-- Start DATA ROWS --

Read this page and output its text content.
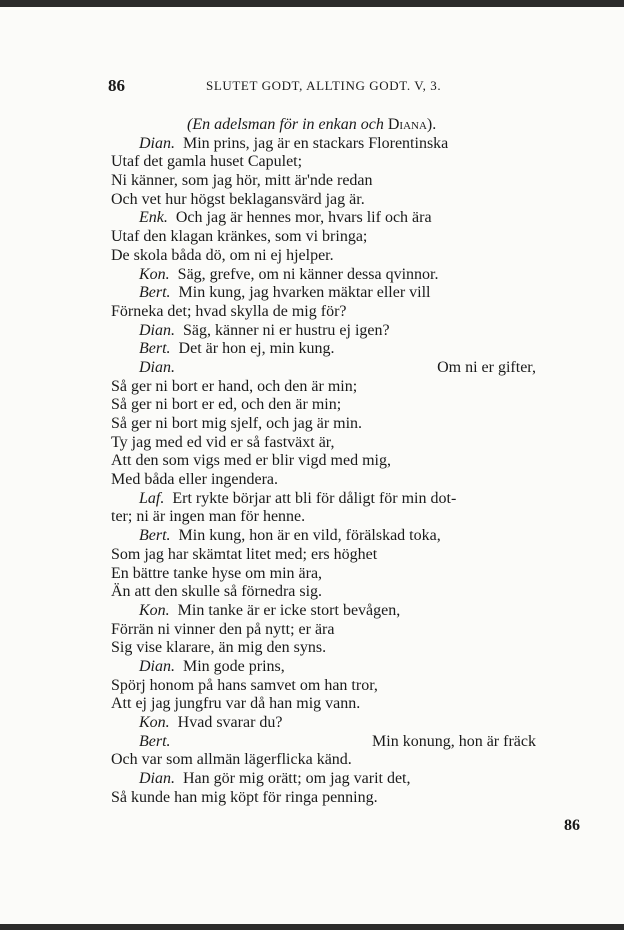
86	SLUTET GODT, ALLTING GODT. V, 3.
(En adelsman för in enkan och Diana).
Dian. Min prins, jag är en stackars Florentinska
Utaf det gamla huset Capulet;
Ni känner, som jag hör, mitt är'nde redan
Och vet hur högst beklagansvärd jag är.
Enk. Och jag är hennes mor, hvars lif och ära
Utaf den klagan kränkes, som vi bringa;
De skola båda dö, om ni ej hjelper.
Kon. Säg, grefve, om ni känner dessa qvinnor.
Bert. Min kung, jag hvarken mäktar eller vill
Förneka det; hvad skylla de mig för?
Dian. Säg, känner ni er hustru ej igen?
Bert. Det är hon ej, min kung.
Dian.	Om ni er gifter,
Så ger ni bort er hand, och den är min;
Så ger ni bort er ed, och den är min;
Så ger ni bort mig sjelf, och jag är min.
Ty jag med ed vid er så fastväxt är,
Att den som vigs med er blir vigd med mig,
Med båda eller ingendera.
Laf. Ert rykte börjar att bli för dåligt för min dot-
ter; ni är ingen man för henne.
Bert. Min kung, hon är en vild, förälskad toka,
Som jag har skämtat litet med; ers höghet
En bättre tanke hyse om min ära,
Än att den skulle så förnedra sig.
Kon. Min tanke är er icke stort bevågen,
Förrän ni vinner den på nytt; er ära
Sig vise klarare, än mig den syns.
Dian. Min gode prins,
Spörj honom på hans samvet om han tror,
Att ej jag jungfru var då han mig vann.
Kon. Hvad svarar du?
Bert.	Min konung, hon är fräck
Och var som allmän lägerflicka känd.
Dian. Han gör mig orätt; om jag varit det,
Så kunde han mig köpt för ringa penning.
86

-- End DATA ROWS --
-- Start DATA ROWS --

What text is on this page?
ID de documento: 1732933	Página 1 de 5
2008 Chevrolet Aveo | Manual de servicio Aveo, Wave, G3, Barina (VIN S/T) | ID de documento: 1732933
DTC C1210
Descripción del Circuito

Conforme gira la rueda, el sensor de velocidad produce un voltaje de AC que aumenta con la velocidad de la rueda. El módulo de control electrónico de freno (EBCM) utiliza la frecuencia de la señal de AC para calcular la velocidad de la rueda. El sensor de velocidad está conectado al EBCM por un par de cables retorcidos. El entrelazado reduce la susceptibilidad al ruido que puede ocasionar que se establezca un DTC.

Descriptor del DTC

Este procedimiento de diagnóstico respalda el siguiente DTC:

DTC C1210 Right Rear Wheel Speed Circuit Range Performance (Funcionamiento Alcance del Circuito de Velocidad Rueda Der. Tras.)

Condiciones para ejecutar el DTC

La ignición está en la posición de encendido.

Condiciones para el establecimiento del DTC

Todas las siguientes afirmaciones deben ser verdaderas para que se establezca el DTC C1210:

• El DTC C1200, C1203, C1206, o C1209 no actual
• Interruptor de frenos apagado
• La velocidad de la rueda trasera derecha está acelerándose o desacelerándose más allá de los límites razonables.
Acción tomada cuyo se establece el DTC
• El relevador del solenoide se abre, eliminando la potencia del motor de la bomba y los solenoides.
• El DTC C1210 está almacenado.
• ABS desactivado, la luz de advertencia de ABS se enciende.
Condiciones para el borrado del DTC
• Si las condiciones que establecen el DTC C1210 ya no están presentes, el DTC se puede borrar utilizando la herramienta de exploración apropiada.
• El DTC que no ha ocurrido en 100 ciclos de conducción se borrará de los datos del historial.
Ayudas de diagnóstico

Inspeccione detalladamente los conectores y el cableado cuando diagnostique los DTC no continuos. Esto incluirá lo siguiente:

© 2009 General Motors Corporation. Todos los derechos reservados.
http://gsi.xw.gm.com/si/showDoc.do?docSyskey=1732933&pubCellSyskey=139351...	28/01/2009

-- End DATA ROWS --

## SHORT TASK
Every line that holds the string "Circuito" should be returned.

## RESPONSE TO THIS EXERCISE
Descripción del Circuito
DTC C1210 Right Rear Wheel Speed Circuit Range Performance (Funcionamiento Alcance del Circuito de Velocidad Rueda Der. Tras.)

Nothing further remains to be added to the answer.